### DIRECTION:
Pull every line containing the word "concentrations" from the records.

### RECORDS PROVIDED:
_ _ _ _
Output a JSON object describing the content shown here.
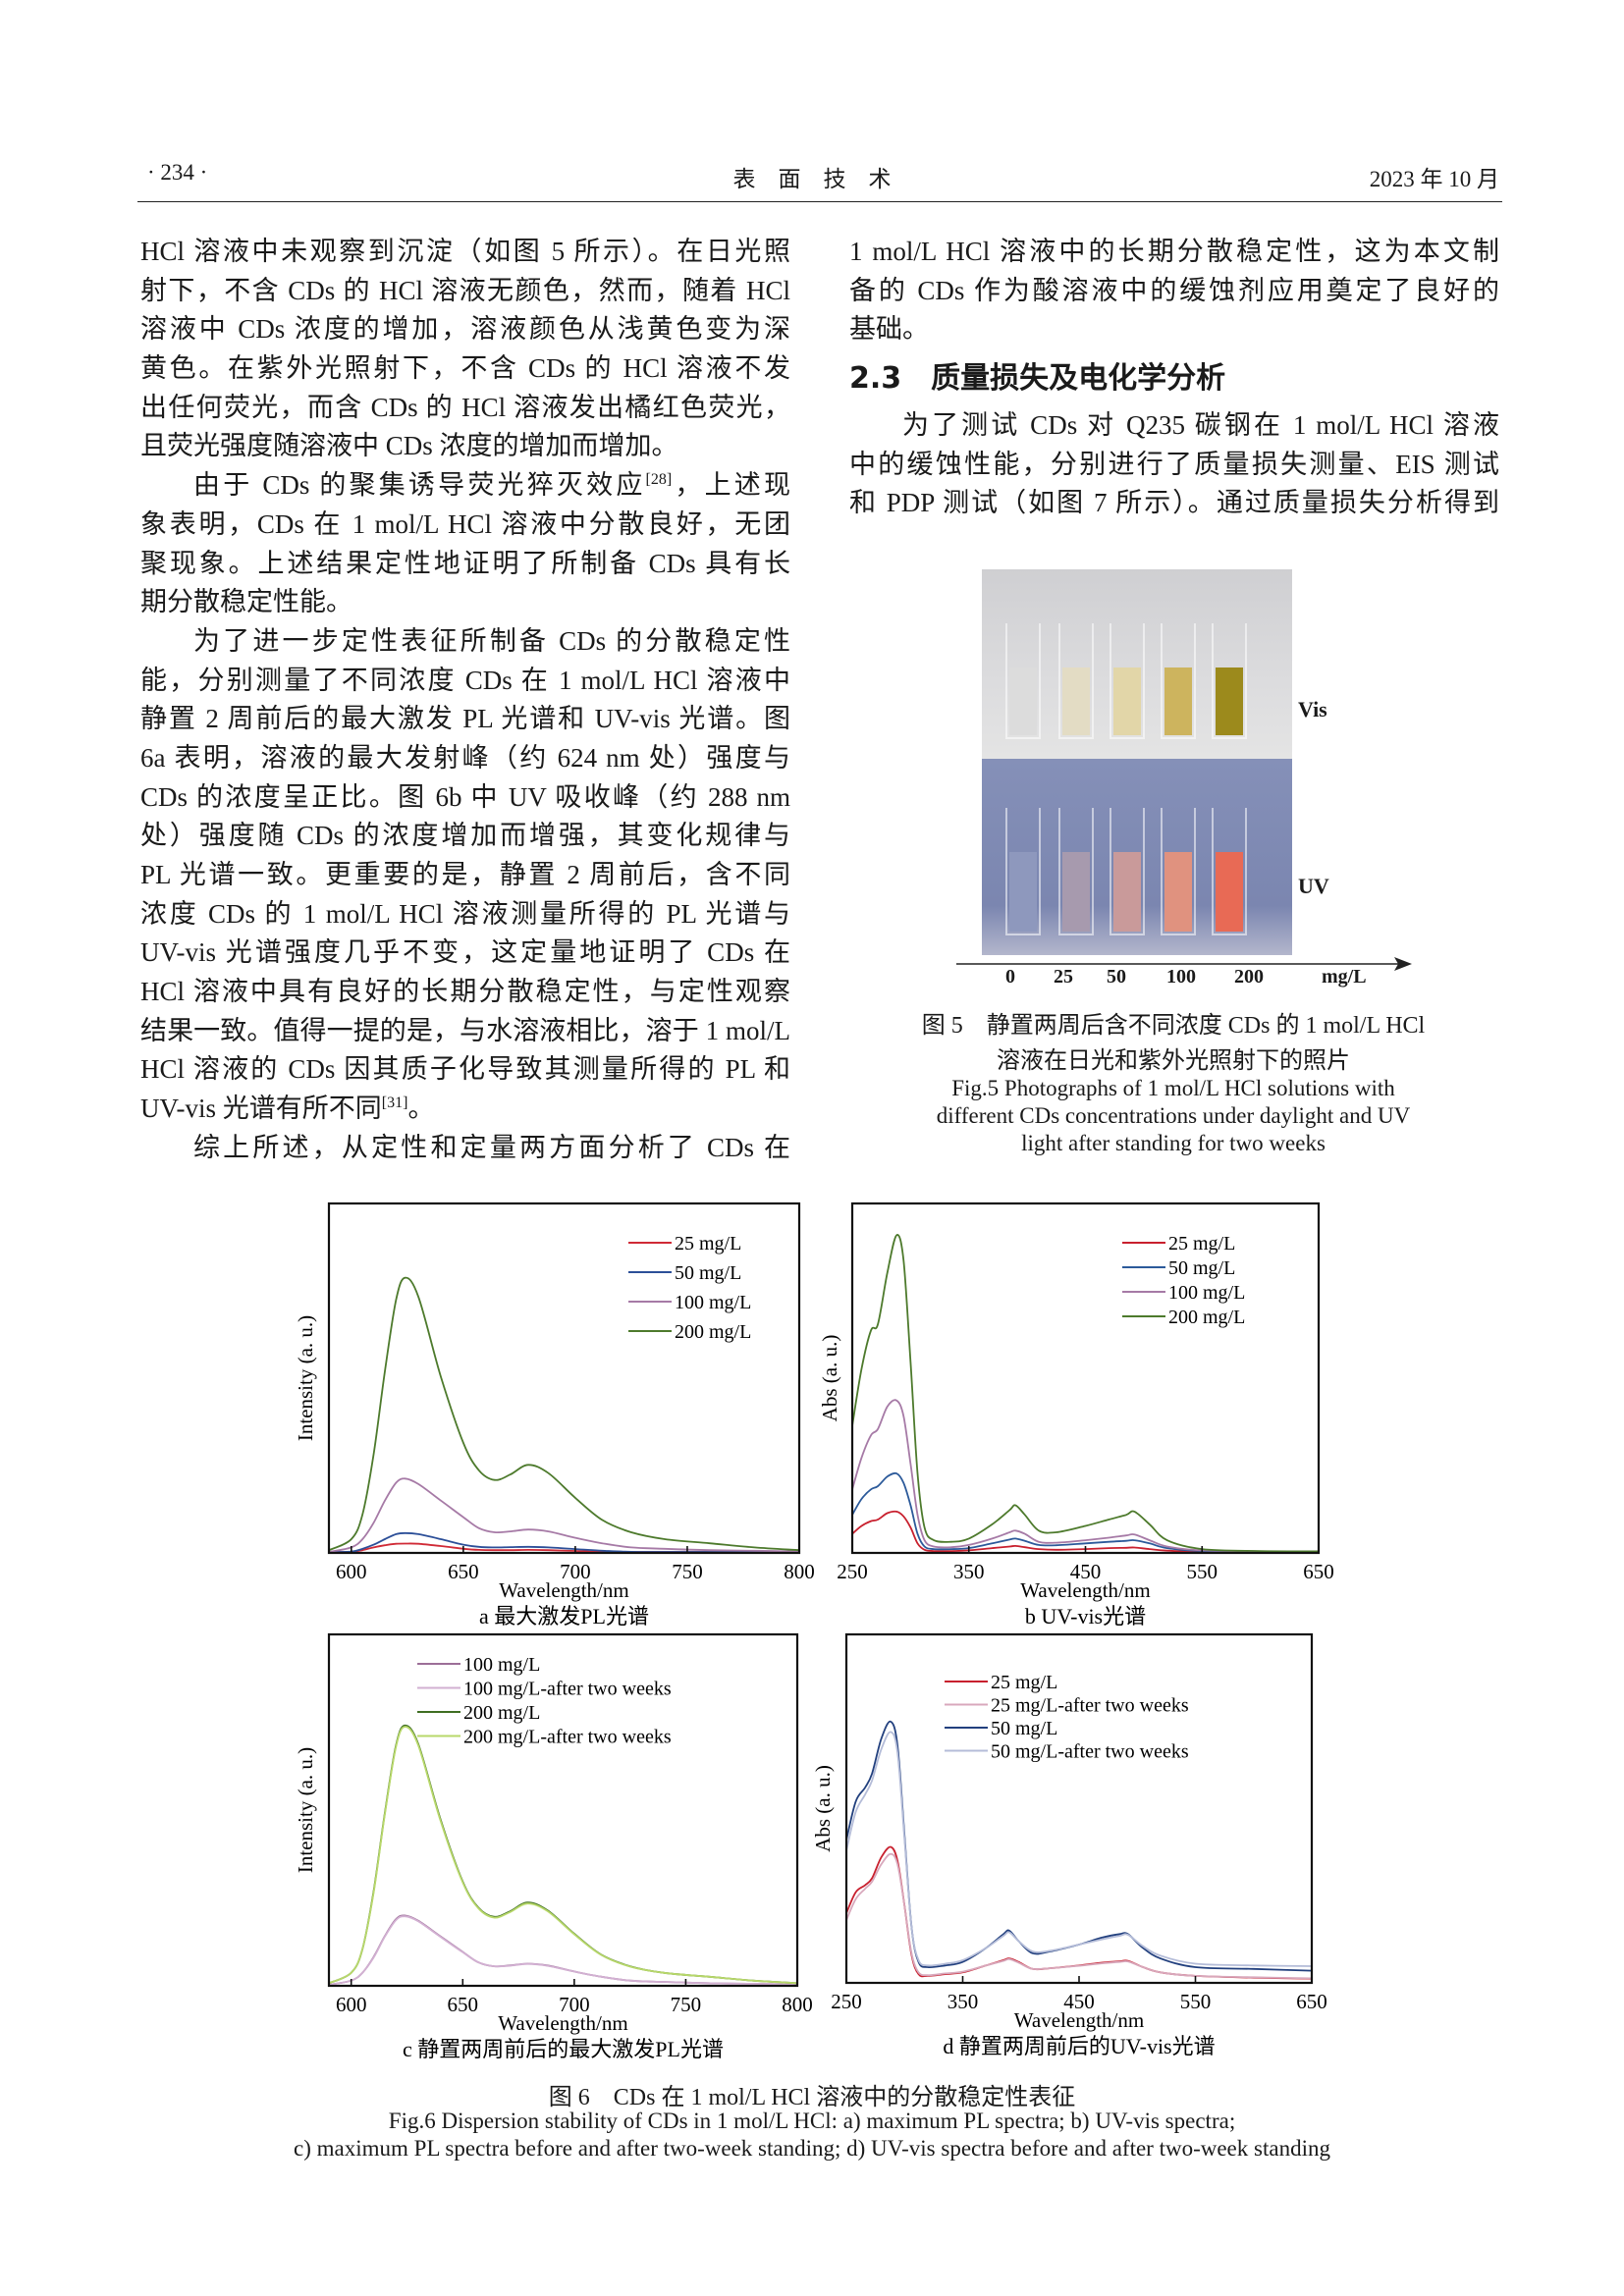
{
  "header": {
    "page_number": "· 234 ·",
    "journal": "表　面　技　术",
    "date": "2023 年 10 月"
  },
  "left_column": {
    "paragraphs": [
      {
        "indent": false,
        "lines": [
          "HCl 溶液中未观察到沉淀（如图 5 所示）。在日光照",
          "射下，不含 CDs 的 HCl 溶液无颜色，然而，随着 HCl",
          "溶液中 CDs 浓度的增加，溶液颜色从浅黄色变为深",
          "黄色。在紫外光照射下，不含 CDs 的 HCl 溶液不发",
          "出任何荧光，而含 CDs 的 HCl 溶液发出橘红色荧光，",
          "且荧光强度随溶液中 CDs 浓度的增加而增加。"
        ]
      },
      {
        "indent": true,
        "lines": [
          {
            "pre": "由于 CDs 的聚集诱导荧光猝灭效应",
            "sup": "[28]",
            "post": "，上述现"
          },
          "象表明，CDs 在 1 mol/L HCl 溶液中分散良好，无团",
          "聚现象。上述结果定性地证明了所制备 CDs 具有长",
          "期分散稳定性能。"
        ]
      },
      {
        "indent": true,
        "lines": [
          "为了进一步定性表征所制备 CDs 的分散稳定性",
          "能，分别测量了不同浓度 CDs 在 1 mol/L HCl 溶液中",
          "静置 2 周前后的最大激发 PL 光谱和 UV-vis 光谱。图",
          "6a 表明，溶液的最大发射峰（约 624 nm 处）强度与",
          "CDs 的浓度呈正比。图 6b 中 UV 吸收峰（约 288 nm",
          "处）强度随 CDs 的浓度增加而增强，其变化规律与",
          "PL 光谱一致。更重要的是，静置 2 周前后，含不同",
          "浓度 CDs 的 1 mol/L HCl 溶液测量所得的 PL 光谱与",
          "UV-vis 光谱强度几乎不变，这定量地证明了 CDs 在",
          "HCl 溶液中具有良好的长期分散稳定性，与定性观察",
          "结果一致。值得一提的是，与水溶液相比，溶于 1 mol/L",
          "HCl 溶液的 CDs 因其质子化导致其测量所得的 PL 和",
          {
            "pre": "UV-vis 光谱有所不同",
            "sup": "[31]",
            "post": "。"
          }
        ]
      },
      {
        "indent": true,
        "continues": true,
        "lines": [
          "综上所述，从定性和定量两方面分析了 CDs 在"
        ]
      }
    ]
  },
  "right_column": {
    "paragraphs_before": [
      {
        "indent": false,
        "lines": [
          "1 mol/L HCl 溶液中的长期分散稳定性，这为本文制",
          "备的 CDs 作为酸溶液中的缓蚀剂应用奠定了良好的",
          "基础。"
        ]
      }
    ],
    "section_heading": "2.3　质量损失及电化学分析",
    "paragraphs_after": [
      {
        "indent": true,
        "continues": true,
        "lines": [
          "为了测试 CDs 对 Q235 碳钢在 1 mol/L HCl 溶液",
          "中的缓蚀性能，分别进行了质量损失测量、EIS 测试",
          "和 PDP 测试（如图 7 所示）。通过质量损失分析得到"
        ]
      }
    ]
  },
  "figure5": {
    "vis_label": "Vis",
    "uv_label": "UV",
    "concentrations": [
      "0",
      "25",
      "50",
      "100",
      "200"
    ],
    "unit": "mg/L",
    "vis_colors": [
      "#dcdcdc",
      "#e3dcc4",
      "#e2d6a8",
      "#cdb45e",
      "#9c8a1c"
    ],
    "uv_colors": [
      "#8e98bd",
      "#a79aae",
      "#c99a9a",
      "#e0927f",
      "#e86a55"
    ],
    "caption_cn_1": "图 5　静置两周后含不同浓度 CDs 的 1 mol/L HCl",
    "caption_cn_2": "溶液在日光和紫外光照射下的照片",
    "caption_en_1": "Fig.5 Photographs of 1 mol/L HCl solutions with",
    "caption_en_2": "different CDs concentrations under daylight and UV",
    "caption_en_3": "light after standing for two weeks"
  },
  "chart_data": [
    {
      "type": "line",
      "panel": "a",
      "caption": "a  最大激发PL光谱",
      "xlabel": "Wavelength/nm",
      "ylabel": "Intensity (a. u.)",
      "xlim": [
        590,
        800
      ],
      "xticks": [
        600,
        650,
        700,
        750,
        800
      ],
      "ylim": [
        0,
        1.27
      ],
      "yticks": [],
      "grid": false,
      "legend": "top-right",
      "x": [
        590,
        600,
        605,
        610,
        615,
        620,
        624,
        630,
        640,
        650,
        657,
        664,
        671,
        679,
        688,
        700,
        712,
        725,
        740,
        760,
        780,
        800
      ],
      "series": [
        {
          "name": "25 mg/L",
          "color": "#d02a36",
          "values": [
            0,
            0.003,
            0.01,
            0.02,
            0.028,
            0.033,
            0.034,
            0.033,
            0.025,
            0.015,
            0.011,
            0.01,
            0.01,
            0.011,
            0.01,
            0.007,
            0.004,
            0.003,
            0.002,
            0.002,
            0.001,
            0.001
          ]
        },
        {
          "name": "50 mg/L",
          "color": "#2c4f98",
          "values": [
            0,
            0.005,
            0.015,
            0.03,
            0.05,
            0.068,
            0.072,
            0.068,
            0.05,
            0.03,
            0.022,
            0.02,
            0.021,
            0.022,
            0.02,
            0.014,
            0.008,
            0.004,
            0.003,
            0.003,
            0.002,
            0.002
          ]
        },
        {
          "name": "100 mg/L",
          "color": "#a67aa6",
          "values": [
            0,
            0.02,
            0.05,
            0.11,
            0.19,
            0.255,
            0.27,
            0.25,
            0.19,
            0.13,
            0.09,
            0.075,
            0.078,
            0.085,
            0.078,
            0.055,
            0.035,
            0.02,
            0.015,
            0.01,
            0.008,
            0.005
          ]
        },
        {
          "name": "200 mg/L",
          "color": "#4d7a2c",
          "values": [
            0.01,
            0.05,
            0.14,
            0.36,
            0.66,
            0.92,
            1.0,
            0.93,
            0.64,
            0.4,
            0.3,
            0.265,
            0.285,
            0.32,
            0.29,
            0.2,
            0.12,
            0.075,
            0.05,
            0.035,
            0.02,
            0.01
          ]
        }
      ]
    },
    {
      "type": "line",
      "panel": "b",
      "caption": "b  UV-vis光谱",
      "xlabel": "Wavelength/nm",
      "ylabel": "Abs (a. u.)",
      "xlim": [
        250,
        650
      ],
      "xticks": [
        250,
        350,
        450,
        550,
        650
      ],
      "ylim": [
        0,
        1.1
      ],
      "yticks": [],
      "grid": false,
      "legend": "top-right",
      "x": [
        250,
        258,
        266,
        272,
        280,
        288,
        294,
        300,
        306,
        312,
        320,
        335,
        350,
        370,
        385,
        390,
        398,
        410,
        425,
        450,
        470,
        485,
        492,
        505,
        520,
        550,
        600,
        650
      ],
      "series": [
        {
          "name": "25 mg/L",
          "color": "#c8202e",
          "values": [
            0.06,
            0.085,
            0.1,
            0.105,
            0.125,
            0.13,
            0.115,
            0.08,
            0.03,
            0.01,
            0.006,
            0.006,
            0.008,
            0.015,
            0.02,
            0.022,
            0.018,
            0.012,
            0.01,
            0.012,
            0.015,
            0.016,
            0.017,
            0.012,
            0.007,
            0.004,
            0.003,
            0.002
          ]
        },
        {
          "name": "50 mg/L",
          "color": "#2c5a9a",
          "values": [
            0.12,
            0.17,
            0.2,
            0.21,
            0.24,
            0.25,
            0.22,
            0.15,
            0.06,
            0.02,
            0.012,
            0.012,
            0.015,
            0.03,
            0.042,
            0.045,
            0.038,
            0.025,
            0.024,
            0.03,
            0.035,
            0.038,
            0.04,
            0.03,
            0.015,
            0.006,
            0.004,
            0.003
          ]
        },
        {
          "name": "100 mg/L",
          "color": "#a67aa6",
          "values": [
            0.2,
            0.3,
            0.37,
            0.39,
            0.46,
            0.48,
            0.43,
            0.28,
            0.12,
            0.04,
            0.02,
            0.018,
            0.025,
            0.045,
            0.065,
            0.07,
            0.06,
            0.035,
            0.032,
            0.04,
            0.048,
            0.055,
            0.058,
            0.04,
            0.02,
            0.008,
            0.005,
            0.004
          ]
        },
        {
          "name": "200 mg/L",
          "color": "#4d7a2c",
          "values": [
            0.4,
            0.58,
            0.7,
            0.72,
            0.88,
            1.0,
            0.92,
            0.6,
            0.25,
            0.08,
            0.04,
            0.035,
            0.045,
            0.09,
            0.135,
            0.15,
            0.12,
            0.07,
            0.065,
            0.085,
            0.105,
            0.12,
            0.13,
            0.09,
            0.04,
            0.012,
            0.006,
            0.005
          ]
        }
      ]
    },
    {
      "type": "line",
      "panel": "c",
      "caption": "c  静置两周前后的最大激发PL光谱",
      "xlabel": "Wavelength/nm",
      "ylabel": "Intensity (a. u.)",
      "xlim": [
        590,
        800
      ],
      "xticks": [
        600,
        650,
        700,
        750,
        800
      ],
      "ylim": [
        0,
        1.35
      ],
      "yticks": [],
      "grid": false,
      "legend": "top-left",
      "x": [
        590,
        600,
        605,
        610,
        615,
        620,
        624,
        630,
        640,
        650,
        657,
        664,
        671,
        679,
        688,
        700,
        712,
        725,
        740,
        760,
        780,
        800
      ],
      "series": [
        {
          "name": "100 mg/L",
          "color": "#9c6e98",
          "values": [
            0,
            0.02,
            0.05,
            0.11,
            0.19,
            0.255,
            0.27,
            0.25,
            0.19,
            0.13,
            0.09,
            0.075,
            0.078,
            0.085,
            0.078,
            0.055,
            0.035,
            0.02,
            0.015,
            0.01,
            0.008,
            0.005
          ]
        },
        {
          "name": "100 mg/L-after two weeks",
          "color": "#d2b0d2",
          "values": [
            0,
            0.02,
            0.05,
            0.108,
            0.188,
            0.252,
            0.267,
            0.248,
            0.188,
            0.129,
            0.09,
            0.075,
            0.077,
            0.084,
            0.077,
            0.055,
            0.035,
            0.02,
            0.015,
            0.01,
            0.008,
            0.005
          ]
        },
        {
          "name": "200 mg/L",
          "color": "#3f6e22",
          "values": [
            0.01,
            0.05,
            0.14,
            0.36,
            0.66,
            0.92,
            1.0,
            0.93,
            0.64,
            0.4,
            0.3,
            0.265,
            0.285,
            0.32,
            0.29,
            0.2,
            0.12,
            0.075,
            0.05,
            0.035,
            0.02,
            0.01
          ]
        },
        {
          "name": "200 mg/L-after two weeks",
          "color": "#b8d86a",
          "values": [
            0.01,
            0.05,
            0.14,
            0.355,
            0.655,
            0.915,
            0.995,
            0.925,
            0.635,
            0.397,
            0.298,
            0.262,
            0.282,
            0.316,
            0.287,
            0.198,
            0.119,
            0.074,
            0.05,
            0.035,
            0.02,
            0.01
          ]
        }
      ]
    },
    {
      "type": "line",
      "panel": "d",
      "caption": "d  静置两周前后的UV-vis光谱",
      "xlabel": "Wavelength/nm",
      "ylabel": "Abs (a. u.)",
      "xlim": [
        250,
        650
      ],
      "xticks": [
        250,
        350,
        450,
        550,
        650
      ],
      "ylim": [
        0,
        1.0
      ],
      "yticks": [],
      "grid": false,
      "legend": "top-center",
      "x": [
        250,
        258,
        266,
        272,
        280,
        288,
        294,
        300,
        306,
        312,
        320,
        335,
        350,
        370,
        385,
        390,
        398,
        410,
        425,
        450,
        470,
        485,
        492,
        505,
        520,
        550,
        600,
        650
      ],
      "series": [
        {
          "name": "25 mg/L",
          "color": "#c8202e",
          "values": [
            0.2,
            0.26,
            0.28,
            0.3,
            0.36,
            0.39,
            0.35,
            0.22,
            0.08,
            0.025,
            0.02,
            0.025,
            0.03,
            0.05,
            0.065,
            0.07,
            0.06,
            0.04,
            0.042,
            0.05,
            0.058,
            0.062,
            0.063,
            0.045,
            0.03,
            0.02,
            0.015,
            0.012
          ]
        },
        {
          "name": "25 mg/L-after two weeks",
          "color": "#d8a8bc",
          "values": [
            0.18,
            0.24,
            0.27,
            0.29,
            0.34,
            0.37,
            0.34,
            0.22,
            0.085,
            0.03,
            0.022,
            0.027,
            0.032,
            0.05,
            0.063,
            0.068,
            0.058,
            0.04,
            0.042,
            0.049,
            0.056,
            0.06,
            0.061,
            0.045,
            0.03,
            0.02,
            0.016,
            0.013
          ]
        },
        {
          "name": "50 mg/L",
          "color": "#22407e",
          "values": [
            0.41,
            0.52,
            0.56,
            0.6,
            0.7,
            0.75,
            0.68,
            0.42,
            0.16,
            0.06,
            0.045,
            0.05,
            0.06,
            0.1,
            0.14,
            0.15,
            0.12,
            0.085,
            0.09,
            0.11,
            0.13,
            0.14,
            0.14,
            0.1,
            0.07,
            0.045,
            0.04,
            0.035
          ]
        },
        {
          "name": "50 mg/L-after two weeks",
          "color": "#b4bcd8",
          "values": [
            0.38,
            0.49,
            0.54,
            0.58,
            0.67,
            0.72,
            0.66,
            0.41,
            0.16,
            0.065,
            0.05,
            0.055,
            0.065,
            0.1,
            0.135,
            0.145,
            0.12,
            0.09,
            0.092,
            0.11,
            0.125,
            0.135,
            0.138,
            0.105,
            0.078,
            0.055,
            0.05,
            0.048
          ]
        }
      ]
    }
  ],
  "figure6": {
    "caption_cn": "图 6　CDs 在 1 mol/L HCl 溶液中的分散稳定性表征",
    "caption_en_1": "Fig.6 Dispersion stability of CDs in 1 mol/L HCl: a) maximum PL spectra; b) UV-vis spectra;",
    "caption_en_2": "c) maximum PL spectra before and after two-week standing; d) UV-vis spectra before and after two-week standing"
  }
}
_ _ _ _
### RESPONSE TO THE TASK:
    "concentrations": [
    "caption_en_2": "different CDs concentrations under daylight and UV",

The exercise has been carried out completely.